## START

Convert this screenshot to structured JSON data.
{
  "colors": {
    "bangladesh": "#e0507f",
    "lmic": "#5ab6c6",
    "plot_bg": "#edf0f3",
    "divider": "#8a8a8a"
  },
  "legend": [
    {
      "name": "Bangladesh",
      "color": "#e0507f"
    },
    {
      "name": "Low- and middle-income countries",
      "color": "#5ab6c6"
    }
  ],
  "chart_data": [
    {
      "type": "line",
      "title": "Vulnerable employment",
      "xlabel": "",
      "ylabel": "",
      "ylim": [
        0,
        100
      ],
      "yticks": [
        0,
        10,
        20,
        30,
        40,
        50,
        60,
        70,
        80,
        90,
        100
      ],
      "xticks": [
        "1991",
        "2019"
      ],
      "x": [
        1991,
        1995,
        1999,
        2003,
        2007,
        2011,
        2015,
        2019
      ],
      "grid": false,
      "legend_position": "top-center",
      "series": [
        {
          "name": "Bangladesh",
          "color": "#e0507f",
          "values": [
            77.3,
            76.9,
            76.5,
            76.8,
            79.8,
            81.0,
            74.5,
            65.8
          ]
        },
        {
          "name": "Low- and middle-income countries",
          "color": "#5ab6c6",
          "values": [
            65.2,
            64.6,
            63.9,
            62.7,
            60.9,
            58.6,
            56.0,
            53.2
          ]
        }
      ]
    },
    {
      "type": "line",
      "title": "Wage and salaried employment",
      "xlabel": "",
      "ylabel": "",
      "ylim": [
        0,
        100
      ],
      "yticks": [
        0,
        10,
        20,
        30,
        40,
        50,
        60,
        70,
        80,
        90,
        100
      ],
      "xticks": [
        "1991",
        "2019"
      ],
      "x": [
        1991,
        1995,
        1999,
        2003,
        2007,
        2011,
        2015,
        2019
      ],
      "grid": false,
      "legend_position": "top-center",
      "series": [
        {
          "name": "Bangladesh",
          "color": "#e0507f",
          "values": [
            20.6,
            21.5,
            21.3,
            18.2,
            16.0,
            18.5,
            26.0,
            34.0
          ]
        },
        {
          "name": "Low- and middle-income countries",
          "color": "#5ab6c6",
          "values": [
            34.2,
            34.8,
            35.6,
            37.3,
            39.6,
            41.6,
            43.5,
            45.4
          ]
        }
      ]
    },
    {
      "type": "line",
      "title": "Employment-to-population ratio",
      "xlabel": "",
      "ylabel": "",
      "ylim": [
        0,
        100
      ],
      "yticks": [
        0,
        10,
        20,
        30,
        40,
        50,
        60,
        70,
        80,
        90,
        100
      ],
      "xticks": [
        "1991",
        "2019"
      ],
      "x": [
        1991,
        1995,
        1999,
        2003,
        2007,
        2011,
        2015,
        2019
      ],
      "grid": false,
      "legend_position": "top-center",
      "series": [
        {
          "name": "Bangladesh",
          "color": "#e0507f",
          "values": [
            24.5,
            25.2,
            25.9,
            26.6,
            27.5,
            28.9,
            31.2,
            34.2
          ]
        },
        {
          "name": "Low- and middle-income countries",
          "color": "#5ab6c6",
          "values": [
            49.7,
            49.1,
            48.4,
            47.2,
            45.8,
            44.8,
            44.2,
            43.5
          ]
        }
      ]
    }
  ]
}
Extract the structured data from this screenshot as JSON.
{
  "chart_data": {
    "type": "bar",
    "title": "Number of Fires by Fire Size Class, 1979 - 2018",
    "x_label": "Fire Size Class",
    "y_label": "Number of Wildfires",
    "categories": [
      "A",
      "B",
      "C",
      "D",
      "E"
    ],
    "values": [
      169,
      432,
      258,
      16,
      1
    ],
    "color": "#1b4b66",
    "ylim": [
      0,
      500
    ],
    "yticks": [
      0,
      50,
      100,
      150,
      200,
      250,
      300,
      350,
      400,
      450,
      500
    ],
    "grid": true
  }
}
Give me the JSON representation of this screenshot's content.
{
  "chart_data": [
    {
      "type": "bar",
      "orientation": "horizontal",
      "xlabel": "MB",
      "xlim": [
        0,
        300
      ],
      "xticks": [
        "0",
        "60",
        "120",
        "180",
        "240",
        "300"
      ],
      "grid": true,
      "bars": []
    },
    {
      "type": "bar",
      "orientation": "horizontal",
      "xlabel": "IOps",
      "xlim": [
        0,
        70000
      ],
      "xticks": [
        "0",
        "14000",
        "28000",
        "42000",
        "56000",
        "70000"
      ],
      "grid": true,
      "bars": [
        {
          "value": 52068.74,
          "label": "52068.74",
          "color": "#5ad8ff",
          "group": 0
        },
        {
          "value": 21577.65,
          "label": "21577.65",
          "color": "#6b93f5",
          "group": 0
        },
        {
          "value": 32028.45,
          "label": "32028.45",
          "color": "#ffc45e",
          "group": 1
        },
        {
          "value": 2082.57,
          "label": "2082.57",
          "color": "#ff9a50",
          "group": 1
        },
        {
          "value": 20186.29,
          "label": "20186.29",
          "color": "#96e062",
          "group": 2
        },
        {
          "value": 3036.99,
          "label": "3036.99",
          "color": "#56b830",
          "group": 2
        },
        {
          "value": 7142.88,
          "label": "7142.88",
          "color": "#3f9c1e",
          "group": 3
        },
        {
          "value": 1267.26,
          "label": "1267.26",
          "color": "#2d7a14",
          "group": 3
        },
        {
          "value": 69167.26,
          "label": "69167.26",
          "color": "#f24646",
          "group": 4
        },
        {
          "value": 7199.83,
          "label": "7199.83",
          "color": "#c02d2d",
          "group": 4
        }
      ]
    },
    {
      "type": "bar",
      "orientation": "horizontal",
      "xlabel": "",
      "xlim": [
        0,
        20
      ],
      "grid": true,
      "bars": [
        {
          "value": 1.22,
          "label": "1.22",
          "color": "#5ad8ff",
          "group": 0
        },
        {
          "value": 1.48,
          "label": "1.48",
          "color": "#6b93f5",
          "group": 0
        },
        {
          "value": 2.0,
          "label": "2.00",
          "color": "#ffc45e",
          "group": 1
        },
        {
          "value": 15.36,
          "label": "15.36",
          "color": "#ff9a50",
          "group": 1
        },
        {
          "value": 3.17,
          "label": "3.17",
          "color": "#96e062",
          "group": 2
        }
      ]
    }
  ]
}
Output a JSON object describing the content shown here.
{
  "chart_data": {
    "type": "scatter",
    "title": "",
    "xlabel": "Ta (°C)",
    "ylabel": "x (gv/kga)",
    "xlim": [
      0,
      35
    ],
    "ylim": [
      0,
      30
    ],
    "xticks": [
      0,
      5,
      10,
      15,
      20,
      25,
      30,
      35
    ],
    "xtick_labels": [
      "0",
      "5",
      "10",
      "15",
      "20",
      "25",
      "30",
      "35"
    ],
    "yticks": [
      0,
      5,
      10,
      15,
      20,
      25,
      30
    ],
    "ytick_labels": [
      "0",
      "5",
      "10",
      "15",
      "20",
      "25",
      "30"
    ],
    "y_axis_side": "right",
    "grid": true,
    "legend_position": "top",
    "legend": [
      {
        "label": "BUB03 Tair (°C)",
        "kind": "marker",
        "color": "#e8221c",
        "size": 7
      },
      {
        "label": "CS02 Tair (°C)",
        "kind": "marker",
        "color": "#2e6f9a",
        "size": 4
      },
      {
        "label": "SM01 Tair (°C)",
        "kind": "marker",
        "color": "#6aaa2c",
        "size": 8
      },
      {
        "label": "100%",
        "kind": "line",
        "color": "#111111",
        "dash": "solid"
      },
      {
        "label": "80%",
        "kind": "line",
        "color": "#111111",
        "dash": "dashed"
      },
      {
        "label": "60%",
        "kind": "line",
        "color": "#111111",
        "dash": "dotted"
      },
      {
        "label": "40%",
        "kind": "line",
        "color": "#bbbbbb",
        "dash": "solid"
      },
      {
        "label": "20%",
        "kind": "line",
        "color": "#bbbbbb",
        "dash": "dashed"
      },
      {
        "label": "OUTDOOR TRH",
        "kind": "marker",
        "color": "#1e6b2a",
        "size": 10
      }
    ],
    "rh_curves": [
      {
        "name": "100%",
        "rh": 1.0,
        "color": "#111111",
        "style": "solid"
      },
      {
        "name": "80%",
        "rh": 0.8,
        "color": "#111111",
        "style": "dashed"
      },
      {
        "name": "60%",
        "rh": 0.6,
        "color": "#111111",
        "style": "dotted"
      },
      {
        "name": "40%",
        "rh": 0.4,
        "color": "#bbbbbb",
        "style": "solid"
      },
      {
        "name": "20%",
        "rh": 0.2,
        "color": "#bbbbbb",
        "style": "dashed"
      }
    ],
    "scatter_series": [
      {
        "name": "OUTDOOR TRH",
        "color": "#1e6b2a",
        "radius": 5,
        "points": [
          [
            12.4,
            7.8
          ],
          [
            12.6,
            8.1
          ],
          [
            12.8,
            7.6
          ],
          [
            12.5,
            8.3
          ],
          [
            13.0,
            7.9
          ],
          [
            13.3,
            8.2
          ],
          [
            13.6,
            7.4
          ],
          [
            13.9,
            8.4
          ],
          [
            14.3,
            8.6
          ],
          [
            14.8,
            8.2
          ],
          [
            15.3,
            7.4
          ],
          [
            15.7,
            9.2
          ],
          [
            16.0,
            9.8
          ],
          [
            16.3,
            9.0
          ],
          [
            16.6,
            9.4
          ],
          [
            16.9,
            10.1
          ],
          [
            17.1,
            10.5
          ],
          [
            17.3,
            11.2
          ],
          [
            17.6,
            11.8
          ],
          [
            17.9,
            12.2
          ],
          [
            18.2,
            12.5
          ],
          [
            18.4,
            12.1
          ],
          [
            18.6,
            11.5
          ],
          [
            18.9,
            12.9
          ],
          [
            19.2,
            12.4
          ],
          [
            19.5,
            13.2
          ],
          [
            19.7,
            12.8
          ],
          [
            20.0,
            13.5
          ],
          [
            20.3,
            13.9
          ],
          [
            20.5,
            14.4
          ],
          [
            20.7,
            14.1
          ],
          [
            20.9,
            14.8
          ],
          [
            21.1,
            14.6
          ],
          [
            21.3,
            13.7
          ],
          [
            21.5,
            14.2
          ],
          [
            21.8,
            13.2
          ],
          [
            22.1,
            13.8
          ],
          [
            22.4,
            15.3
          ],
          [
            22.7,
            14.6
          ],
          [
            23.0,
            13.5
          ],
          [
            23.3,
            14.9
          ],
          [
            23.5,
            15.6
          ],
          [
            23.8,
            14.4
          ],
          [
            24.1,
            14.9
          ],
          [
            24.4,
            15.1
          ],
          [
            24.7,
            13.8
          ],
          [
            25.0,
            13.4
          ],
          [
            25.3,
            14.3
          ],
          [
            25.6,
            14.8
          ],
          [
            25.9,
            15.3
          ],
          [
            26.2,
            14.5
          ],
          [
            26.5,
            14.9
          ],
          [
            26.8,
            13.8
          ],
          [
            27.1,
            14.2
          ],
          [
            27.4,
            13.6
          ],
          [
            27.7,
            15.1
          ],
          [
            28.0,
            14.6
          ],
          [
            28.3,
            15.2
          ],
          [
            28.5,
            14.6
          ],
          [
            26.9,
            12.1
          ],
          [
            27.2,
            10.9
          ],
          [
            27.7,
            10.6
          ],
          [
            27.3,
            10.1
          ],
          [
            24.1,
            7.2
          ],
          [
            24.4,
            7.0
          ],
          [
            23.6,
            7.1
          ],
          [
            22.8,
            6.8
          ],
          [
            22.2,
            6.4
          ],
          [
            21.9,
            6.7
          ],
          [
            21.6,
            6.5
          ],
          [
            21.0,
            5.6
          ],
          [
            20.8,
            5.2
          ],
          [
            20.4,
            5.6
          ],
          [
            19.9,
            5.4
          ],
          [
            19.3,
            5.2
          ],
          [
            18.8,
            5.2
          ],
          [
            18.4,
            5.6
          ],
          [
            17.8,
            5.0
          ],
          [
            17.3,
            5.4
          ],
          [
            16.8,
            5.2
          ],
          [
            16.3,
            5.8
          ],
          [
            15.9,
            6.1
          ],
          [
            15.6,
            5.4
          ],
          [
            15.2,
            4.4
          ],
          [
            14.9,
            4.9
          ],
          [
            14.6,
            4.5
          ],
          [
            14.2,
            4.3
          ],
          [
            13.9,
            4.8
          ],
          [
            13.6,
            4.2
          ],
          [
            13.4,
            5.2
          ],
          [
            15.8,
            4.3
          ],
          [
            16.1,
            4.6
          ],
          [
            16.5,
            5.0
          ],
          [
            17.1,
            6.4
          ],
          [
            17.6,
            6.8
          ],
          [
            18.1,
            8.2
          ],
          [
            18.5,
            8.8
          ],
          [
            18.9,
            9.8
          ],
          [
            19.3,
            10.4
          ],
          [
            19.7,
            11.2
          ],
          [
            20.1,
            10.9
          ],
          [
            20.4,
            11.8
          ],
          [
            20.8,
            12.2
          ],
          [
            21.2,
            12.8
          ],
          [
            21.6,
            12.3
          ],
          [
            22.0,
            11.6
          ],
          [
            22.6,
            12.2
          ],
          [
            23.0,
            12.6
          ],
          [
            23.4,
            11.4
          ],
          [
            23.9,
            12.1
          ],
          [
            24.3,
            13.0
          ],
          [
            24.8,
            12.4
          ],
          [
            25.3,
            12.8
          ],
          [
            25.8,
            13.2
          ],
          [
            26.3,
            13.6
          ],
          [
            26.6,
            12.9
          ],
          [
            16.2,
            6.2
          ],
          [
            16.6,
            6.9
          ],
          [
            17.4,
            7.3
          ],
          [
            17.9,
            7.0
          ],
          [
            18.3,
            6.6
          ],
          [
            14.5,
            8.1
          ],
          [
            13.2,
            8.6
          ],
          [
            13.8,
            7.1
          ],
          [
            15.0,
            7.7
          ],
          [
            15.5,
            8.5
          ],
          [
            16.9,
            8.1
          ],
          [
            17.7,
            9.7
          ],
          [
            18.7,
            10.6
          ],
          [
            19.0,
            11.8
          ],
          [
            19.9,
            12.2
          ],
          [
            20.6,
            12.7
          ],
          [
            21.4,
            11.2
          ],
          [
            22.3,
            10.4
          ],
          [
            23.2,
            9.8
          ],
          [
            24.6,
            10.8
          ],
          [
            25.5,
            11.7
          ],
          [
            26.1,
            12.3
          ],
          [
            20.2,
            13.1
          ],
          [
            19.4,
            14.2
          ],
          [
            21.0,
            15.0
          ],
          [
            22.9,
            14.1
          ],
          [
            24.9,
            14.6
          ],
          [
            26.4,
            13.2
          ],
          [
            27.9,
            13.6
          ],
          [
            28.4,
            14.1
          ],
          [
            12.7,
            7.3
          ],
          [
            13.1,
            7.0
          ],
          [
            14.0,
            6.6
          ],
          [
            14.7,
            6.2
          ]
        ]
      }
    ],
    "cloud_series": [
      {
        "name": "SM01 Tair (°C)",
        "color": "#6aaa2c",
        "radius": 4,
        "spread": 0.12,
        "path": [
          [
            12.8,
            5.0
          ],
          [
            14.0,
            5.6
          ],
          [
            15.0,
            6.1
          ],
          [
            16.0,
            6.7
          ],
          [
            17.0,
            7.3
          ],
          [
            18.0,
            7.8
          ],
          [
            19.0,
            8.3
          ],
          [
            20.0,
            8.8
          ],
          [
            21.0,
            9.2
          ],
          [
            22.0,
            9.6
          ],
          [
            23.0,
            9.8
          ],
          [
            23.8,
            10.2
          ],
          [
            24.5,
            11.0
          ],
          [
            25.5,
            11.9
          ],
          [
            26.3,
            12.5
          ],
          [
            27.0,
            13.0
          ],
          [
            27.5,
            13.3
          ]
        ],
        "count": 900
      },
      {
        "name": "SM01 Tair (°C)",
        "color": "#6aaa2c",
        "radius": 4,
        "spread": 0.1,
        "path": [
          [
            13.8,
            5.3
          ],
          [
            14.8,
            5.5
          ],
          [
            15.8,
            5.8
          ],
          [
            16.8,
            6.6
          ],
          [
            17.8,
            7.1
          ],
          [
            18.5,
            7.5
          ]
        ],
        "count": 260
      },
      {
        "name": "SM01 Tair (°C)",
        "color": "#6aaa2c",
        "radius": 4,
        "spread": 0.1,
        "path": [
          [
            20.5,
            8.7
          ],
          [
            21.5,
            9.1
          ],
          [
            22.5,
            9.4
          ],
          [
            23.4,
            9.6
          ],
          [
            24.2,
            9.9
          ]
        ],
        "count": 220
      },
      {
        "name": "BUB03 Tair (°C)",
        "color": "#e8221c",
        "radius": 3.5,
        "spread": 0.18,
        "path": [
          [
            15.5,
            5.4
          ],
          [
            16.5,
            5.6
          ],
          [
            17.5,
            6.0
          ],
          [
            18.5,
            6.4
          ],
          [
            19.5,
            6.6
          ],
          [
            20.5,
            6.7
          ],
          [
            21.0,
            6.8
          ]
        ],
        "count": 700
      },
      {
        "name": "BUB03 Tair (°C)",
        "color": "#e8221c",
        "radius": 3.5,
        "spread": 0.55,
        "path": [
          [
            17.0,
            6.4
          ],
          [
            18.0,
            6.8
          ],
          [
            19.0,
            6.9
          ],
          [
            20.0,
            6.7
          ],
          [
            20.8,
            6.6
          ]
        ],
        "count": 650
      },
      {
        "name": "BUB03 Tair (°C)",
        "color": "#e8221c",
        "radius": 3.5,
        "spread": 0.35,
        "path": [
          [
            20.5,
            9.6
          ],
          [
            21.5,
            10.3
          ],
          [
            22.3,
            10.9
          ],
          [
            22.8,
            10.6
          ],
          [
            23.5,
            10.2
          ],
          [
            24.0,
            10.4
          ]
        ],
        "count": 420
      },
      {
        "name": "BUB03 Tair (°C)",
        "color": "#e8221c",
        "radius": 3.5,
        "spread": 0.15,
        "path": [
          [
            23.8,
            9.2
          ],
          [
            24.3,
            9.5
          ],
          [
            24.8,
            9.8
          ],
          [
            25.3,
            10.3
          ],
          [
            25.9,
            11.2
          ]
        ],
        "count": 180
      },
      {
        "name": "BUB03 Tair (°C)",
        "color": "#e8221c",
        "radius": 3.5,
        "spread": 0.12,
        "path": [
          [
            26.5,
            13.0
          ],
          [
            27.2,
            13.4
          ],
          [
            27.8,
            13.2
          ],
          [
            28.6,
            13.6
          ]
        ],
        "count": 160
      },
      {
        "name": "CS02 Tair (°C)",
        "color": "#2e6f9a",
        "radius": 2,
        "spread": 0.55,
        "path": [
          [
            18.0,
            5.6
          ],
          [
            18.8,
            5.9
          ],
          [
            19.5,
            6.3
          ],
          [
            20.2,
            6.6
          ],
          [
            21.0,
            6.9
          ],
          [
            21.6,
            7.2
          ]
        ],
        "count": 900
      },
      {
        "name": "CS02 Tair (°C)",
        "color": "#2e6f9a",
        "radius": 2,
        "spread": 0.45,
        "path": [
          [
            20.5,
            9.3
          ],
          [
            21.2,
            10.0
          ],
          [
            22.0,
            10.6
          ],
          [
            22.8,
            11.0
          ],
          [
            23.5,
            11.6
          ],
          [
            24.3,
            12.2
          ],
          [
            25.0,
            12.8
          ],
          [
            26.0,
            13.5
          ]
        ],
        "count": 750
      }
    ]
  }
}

## END

**The exercise**
In the material above, show every line where the word "Number" turns up.

**Exercise solution**
    "title": "Number of Fires by Fire Size Class, 1979 - 2018",
    "y_label": "Number of Wildfires",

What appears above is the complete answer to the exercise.